* _Entries provided_:
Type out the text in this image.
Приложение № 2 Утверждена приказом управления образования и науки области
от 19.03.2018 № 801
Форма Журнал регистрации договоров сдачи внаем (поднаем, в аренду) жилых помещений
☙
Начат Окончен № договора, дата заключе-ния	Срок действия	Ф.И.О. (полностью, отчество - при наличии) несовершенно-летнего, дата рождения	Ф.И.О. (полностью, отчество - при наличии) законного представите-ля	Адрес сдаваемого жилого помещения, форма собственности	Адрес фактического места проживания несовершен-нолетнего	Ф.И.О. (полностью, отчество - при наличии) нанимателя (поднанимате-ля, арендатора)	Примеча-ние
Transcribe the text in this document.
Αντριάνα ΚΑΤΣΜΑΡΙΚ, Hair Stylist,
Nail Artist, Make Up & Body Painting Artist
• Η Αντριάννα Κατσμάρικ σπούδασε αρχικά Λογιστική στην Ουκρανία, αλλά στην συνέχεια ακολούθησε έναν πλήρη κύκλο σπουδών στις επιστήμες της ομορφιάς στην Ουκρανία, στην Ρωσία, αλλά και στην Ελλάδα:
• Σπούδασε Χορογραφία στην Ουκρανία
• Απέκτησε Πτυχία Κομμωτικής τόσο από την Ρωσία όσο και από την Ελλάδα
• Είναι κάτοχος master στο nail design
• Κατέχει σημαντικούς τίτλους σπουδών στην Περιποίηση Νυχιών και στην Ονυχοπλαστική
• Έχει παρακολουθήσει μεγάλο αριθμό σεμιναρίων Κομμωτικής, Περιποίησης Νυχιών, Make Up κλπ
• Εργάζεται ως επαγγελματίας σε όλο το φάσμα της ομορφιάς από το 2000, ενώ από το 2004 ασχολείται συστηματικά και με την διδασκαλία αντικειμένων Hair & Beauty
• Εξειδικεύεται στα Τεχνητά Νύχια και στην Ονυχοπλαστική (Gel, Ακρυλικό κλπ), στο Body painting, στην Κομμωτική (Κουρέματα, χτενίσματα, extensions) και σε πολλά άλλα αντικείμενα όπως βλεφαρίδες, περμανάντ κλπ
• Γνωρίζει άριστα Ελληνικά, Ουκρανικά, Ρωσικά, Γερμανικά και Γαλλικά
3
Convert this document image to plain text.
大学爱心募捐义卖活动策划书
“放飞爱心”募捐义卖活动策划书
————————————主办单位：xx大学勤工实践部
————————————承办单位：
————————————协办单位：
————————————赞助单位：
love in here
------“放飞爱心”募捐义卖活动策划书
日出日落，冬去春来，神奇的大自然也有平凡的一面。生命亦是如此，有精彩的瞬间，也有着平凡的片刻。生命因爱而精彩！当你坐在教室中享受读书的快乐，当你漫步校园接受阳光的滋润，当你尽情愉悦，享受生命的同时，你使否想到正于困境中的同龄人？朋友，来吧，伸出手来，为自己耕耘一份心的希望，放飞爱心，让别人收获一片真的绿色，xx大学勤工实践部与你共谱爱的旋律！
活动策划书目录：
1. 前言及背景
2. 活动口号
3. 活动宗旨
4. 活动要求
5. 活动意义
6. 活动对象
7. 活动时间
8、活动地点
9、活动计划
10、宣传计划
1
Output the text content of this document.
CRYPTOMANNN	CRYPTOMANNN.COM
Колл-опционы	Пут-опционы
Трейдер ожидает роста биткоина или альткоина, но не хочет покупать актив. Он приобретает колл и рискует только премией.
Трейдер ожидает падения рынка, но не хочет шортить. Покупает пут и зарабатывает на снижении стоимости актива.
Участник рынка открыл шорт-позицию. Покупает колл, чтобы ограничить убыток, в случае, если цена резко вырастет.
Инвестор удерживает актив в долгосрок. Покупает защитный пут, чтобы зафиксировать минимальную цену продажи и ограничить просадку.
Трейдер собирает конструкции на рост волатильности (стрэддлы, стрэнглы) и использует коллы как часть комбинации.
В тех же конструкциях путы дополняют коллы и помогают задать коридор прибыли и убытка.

* _Problem requirements_:
Type out the material again exactly as presented.

* _Response to the task_:
Type out the text in this image.
Приложение № 2 Утверждена приказом управления образования и науки области
от 19.03.2018 № 801
Форма Журнал регистрации договоров сдачи внаем (поднаем, в аренду) жилых помещений
☙
Начат Окончен № договора, дата заключе-ния	Срок действия	Ф.И.О. (полностью, отчество - при наличии) несовершенно-летнего, дата рождения	Ф.И.О. (полностью, отчество - при наличии) законного представите-ля	Адрес сдаваемого жилого помещения, форма собственности	Адрес фактического места проживания несовершен-нолетнего	Ф.И.О. (полностью, отчество - при наличии) нанимателя (поднанимате-ля, арендатора)	Примеча-ние
Transcribe the text in this document.
Αντριάνα ΚΑΤΣΜΑΡΙΚ, Hair Stylist,
Nail Artist, Make Up & Body Painting Artist
• Η Αντριάννα Κατσμάρικ σπούδασε αρχικά Λογιστική στην Ουκρανία, αλλά στην συνέχεια ακολούθησε έναν πλήρη κύκλο σπουδών στις επιστήμες της ομορφιάς στην Ουκρανία, στην Ρωσία, αλλά και στην Ελλάδα:
• Σπούδασε Χορογραφία στην Ουκρανία
• Απέκτησε Πτυχία Κομμωτικής τόσο από την Ρωσία όσο και από την Ελλάδα
• Είναι κάτοχος master στο nail design
• Κατέχει σημαντικούς τίτλους σπουδών στην Περιποίηση Νυχιών και στην Ονυχοπλαστική
• Έχει παρακολουθήσει μεγάλο αριθμό σεμιναρίων Κομμωτικής, Περιποίησης Νυχιών, Make Up κλπ
• Εργάζεται ως επαγγελματίας σε όλο το φάσμα της ομορφιάς από το 2000, ενώ από το 2004 ασχολείται συστηματικά και με την διδασκαλία αντικειμένων Hair & Beauty
• Εξειδικεύεται στα Τεχνητά Νύχια και στην Ονυχοπλαστική (Gel, Ακρυλικό κλπ), στο Body painting, στην Κομμωτική (Κουρέματα, χτενίσματα, extensions) και σε πολλά άλλα αντικείμενα όπως βλεφαρίδες, περμανάντ κλπ
• Γνωρίζει άριστα Ελληνικά, Ουκρανικά, Ρωσικά, Γερμανικά και Γαλλικά
3
Convert this document image to plain text.
大学爱心募捐义卖活动策划书
“放飞爱心”募捐义卖活动策划书
————————————主办单位：xx大学勤工实践部
————————————承办单位：
————————————协办单位：
————————————赞助单位：
love in here
------“放飞爱心”募捐义卖活动策划书
日出日落，冬去春来，神奇的大自然也有平凡的一面。生命亦是如此，有精彩的瞬间，也有着平凡的片刻。生命因爱而精彩！当你坐在教室中享受读书的快乐，当你漫步校园接受阳光的滋润，当你尽情愉悦，享受生命的同时，你使否想到正于困境中的同龄人？朋友，来吧，伸出手来，为自己耕耘一份心的希望，放飞爱心，让别人收获一片真的绿色，xx大学勤工实践部与你共谱爱的旋律！
活动策划书目录：
1. 前言及背景
2. 活动口号
3. 活动宗旨
4. 活动要求
5. 活动意义
6. 活动对象
7. 活动时间
8、活动地点
9、活动计划
10、宣传计划
1
Output the text content of this document.
CRYPTOMANNN	CRYPTOMANNN.COM
Колл-опционы	Пут-опционы
Трейдер ожидает роста биткоина или альткоина, но не хочет покупать актив. Он приобретает колл и рискует только премией.
Трейдер ожидает падения рынка, но не хочет шортить. Покупает пут и зарабатывает на снижении стоимости актива.
Участник рынка открыл шорт-позицию. Покупает колл, чтобы ограничить убыток, в случае, если цена резко вырастет.
Инвестор удерживает актив в долгосрок. Покупает защитный пут, чтобы зафиксировать минимальную цену продажи и ограничить просадку.
Трейдер собирает конструкции на рост волатильности (стрэддлы, стрэнглы) и использует коллы как часть комбинации.
В тех же конструкциях путы дополняют коллы и помогают задать коридор прибыли и убытка.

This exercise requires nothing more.